### Do this
Take each line containing "grid" and report it exactly as written.

===== Material for the task

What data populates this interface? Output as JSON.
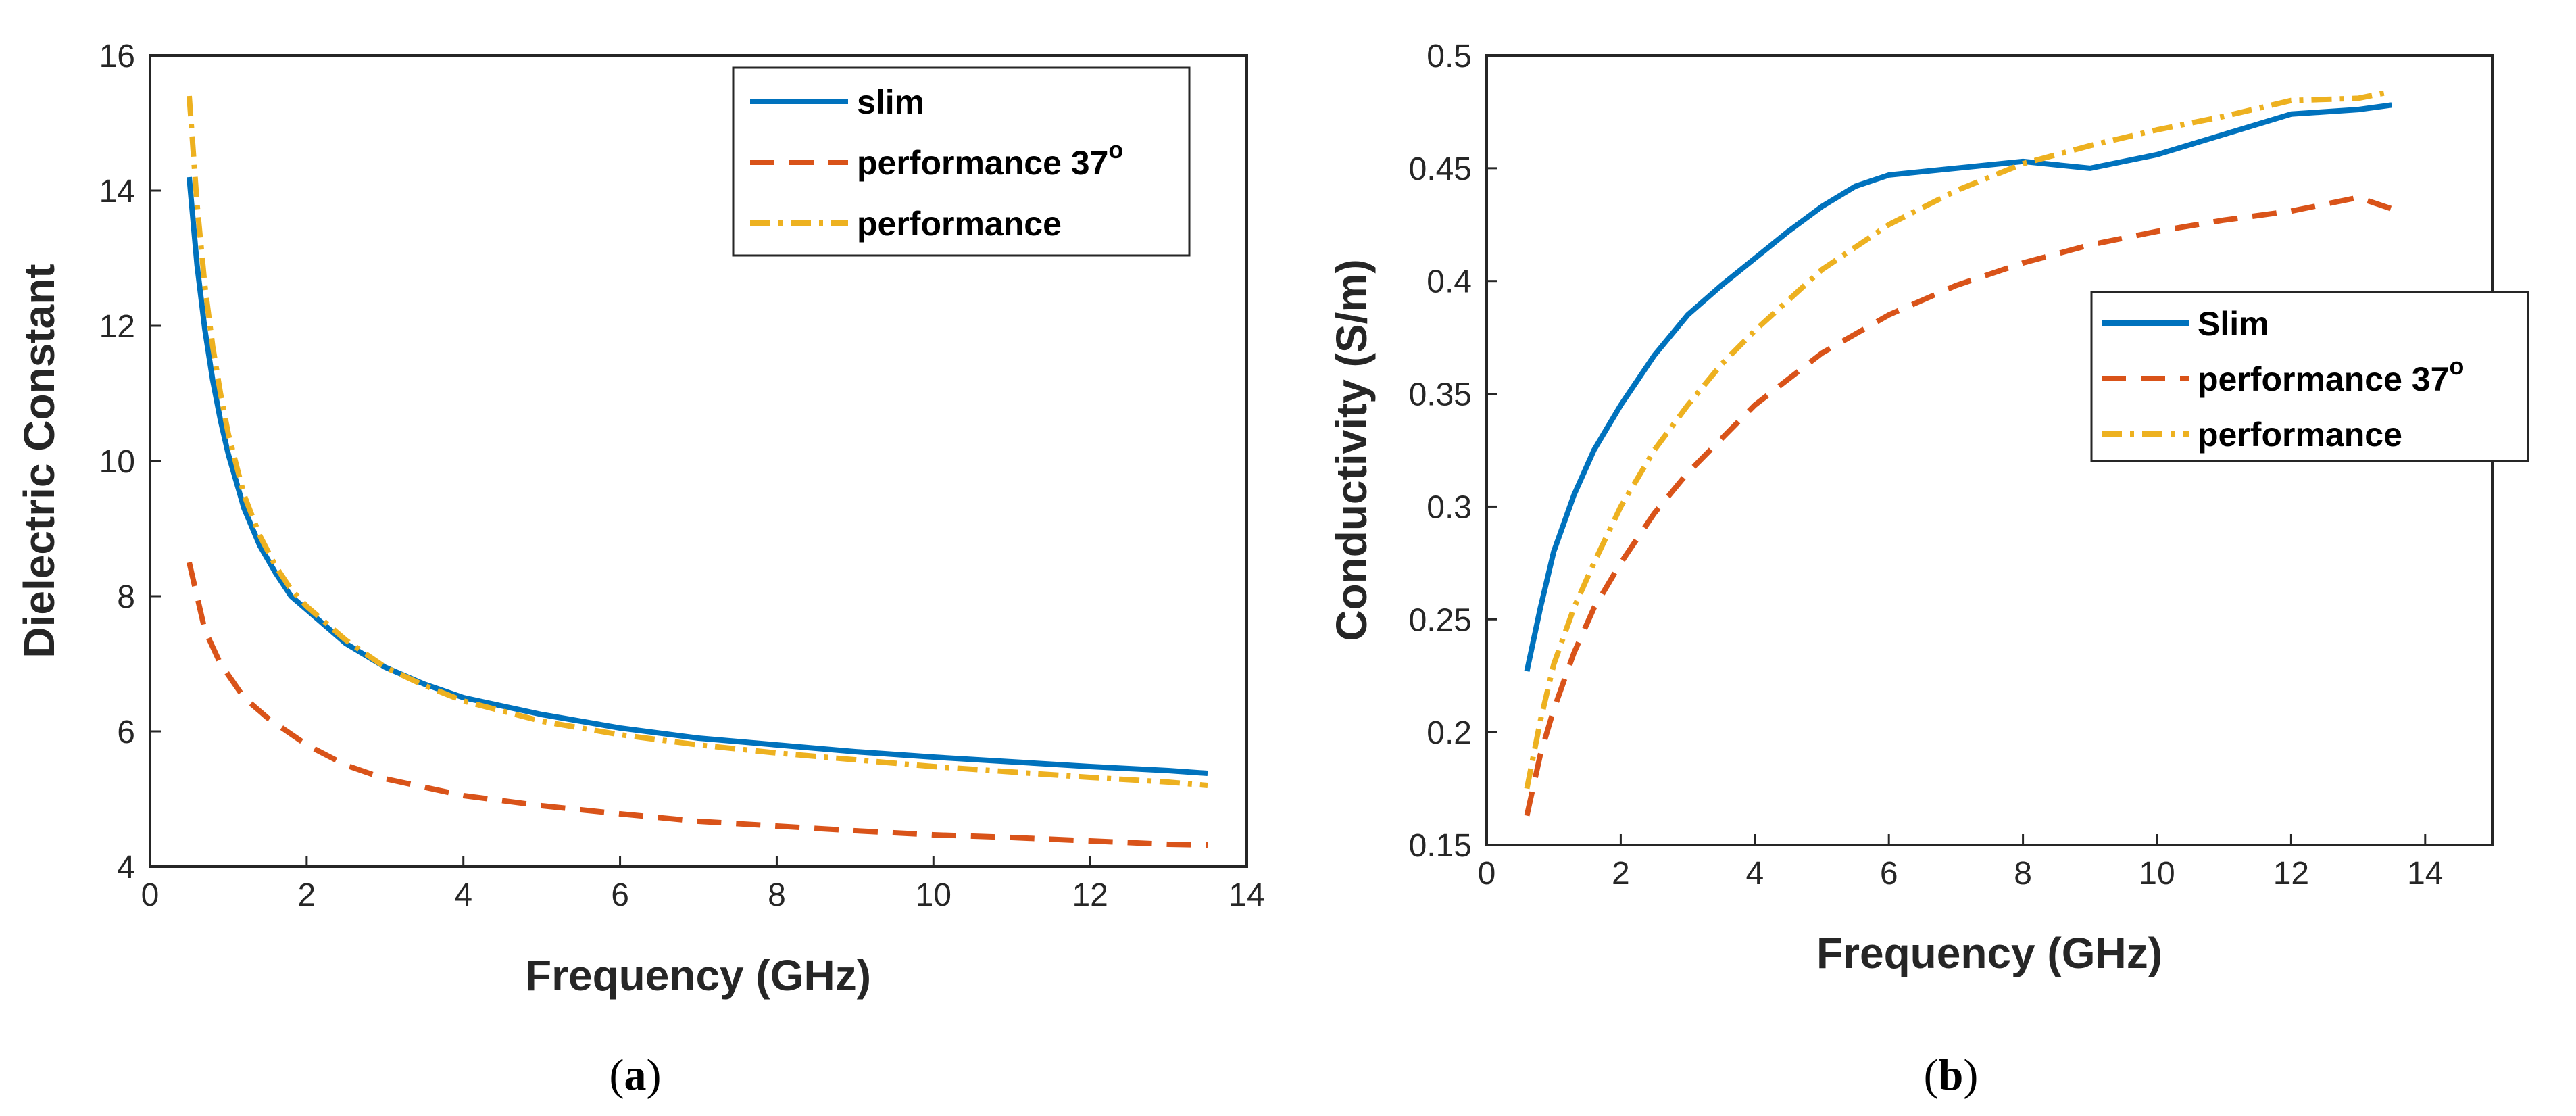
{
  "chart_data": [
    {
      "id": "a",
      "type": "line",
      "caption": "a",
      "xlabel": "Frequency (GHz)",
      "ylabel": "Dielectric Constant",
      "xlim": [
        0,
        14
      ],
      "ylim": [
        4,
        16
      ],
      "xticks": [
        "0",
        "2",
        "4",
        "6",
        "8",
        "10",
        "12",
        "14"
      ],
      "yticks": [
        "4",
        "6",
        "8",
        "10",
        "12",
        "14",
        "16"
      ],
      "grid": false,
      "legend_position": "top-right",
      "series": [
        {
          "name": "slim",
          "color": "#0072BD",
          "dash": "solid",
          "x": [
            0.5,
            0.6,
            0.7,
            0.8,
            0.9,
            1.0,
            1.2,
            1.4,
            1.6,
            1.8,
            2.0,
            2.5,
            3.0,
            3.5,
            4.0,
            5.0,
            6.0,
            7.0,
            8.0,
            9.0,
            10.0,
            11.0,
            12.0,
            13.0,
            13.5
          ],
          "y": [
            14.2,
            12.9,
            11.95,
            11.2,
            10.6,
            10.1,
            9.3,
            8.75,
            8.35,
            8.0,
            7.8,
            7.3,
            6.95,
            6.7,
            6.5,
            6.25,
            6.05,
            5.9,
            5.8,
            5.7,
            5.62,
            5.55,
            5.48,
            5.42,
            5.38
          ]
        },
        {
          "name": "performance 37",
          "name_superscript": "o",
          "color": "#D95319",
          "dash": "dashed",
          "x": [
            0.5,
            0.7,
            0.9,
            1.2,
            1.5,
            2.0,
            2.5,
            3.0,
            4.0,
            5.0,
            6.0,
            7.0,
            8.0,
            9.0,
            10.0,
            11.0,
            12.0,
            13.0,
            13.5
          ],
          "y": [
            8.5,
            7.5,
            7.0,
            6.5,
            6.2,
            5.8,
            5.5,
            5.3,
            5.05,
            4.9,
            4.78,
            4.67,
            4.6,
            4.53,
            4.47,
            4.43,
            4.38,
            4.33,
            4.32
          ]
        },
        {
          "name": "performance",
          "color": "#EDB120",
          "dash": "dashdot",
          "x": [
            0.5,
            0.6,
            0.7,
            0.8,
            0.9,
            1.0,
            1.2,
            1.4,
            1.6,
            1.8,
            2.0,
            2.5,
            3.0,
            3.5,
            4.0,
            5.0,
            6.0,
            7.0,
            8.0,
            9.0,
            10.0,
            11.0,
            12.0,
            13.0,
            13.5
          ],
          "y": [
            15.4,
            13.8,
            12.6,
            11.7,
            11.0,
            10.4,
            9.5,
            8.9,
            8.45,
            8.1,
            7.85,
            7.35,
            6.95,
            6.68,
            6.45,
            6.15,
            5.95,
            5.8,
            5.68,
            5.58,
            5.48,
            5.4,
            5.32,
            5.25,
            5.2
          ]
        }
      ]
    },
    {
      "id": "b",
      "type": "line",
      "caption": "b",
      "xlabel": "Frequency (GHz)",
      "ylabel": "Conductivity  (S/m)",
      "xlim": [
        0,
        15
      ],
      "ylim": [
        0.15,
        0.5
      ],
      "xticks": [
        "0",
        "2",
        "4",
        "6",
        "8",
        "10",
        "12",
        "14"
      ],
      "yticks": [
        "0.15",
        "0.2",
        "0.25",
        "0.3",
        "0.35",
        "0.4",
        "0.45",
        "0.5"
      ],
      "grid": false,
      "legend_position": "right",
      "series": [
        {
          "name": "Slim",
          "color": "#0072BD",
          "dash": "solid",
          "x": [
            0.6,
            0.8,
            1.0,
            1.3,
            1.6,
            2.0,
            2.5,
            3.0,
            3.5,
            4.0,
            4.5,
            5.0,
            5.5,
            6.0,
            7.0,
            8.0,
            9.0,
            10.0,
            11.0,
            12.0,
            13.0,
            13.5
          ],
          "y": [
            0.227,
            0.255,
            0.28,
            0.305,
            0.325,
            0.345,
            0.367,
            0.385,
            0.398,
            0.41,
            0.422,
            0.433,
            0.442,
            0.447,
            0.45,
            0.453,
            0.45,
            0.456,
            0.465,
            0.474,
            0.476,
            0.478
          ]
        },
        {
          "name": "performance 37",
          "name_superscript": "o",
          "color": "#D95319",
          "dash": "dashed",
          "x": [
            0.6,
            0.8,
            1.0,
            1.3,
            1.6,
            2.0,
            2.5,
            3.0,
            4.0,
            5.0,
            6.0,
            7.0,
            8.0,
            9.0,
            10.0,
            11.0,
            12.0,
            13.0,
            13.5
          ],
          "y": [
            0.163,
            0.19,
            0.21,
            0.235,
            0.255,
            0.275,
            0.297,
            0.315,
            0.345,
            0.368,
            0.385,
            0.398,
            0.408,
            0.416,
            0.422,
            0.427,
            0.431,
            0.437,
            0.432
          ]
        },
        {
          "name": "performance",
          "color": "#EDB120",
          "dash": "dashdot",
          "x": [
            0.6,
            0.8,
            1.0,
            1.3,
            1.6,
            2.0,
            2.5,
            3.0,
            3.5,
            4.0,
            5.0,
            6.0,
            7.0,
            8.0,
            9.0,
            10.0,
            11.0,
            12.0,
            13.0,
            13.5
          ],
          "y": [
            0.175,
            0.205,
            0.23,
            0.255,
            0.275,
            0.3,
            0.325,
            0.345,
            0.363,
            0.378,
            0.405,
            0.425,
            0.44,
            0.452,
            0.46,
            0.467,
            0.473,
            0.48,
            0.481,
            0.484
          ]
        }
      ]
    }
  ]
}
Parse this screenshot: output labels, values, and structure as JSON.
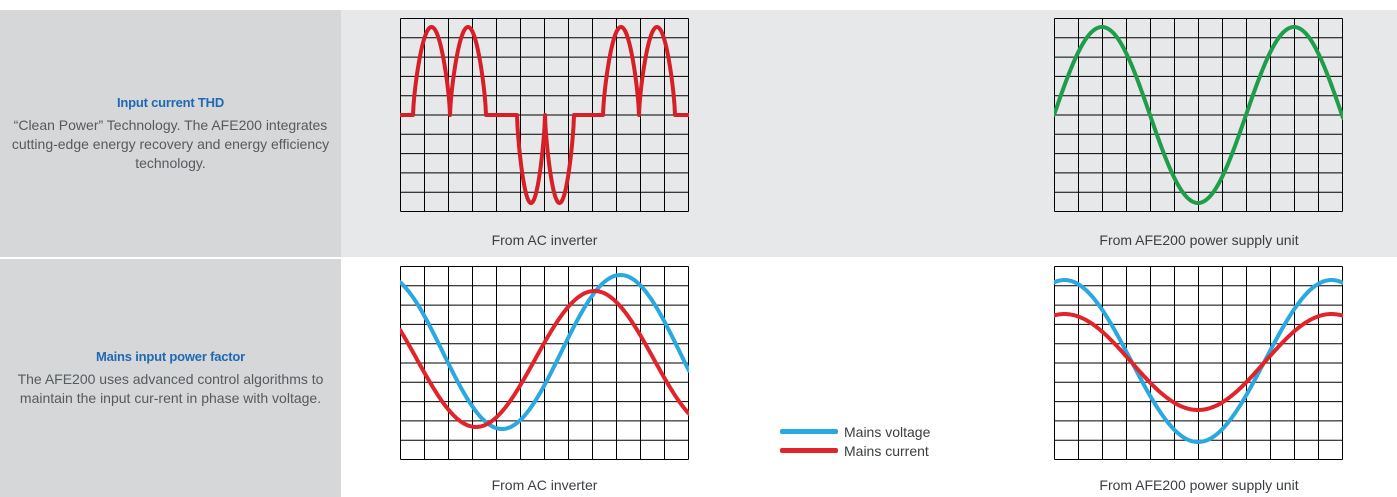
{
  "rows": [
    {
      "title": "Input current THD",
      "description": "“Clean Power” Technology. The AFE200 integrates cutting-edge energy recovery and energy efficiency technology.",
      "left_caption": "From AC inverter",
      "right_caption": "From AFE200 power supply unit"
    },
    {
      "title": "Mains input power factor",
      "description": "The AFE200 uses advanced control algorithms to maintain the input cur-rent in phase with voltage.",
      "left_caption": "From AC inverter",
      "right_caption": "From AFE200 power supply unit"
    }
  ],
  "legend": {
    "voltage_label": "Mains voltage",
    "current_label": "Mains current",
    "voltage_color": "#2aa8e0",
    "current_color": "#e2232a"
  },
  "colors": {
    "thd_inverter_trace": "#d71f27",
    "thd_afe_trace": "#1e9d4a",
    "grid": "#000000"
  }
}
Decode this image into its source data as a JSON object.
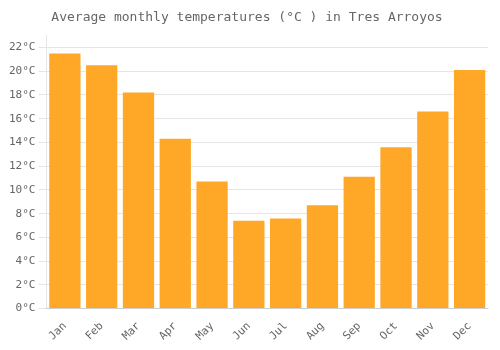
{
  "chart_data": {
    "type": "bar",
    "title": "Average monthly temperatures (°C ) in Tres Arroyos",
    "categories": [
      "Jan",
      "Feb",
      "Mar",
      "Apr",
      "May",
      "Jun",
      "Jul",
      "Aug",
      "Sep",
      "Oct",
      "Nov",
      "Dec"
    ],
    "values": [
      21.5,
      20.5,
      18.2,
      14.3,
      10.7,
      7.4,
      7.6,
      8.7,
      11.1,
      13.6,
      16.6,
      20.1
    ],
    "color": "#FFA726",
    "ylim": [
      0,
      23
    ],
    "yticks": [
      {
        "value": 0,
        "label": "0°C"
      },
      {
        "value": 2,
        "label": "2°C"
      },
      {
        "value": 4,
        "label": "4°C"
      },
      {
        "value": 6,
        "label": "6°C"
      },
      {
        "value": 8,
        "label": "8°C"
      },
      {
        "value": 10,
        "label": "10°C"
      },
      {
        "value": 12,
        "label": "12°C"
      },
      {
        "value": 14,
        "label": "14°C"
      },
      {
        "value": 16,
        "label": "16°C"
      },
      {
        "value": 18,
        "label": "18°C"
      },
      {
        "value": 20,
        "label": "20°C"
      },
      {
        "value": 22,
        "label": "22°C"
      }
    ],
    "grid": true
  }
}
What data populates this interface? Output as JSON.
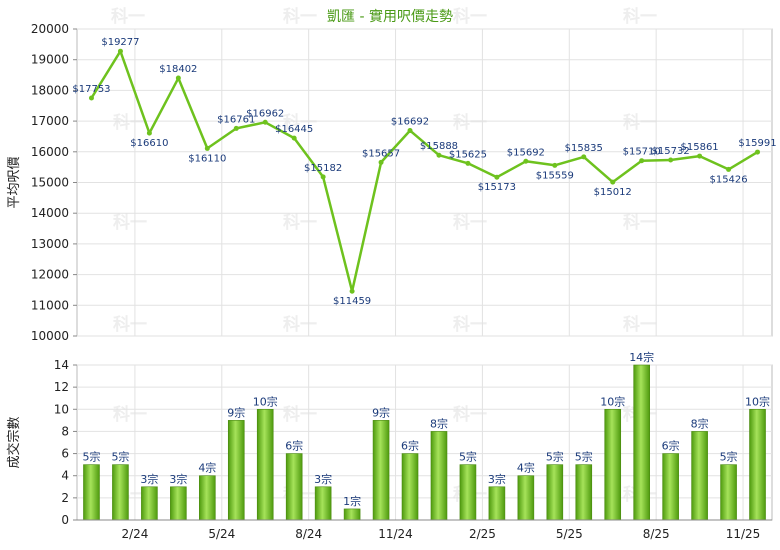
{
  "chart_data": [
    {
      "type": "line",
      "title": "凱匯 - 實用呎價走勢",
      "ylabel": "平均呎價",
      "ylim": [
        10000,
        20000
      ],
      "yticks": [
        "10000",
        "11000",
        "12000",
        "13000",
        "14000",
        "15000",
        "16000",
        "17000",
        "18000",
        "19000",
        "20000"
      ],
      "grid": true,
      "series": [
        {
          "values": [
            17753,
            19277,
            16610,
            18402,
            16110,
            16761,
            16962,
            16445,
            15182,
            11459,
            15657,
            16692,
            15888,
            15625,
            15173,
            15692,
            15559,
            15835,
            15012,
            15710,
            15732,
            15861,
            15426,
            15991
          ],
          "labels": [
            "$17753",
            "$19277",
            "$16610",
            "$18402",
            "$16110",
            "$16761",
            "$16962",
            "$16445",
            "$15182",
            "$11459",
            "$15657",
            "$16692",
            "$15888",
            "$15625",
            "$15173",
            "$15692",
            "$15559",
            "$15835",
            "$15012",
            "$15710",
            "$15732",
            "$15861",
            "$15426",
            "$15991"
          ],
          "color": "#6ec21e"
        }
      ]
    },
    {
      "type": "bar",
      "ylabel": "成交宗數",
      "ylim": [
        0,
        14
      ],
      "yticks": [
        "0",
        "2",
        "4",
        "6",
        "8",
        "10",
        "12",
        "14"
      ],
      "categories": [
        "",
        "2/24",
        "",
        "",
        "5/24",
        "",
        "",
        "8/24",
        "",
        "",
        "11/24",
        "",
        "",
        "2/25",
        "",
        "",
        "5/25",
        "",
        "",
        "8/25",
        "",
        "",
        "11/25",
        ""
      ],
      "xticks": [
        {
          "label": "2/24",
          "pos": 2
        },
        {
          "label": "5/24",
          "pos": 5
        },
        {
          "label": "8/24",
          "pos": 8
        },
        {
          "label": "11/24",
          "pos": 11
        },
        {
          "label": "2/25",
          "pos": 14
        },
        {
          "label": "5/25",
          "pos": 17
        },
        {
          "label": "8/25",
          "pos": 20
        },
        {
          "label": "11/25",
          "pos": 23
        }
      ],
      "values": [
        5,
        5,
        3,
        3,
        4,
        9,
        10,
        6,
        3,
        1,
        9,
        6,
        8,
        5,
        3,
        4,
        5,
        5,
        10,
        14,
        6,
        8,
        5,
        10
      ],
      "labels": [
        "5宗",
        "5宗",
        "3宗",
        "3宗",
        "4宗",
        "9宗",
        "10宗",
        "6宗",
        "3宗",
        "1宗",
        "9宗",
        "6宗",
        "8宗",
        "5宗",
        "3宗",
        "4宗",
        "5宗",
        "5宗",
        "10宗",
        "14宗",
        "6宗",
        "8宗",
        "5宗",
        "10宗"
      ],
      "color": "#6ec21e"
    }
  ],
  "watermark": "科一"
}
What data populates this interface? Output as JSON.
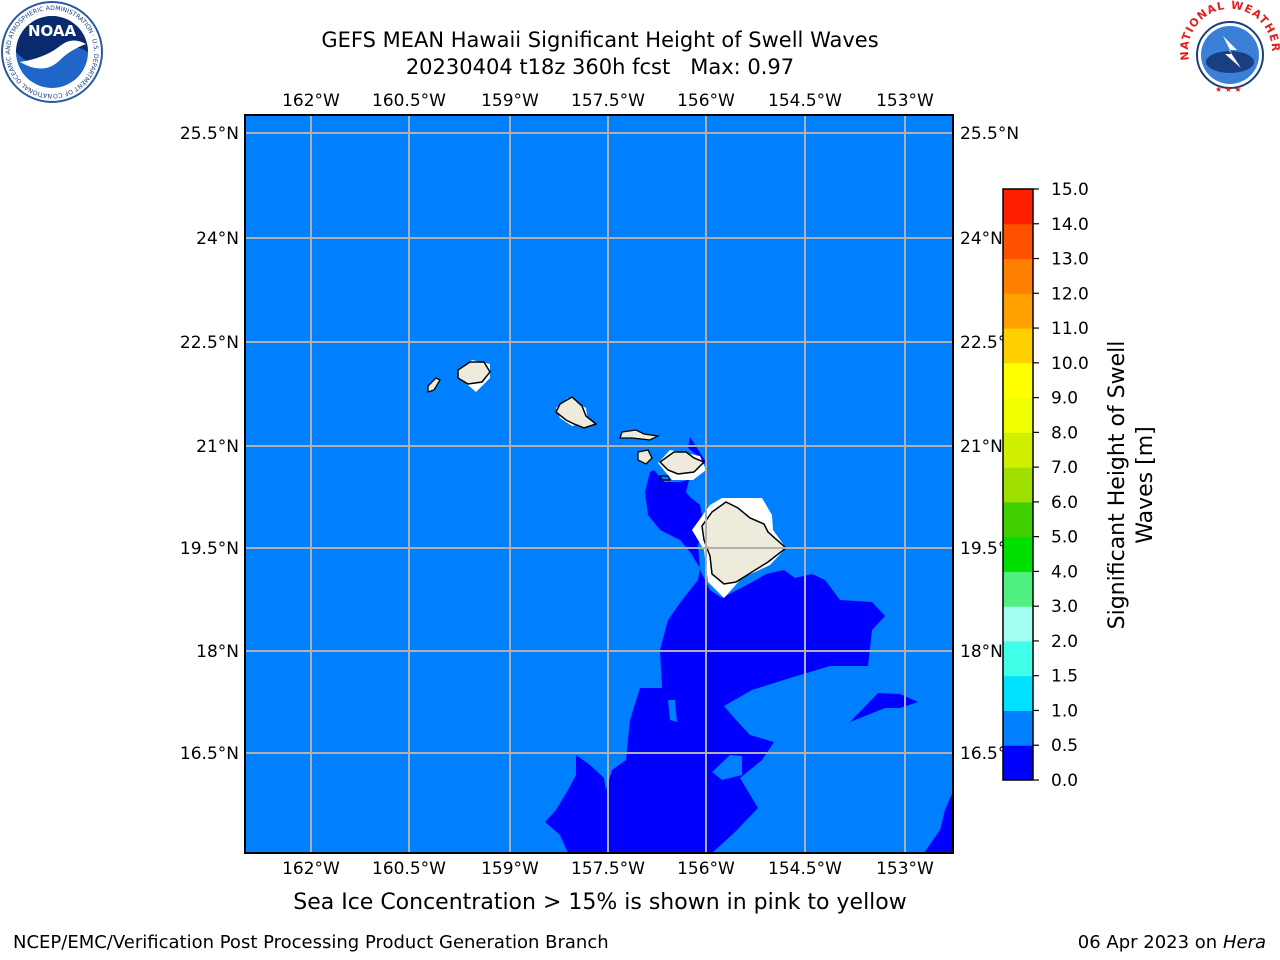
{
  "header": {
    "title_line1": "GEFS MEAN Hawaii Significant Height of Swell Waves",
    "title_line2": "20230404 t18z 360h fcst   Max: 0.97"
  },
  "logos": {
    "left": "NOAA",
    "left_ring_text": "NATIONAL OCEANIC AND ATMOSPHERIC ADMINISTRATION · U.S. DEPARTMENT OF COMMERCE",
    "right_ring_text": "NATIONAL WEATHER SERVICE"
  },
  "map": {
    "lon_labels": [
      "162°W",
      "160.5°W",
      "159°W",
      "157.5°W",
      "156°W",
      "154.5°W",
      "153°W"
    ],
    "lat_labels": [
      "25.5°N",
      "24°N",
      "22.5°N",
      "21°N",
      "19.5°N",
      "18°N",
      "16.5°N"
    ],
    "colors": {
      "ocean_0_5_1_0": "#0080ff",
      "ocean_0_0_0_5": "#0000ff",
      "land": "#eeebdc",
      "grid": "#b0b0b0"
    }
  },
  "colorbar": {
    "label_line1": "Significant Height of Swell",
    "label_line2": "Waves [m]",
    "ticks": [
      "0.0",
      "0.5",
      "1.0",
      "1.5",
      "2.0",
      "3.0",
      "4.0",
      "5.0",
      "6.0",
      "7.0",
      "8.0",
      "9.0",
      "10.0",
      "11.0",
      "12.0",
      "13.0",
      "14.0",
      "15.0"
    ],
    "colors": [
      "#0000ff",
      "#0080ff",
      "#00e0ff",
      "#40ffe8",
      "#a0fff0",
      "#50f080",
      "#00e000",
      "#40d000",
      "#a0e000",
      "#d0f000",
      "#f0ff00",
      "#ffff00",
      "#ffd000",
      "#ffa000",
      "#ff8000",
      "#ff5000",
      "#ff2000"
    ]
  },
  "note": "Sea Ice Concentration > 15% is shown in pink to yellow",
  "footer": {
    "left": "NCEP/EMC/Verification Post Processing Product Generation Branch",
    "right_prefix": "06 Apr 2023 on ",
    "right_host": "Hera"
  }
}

==========

### Full output
      "grid": false,
      "grid": false,
    "grid": "#000000"
    "grid": true
      "grid": true,
      "grid": "#b0b0b0"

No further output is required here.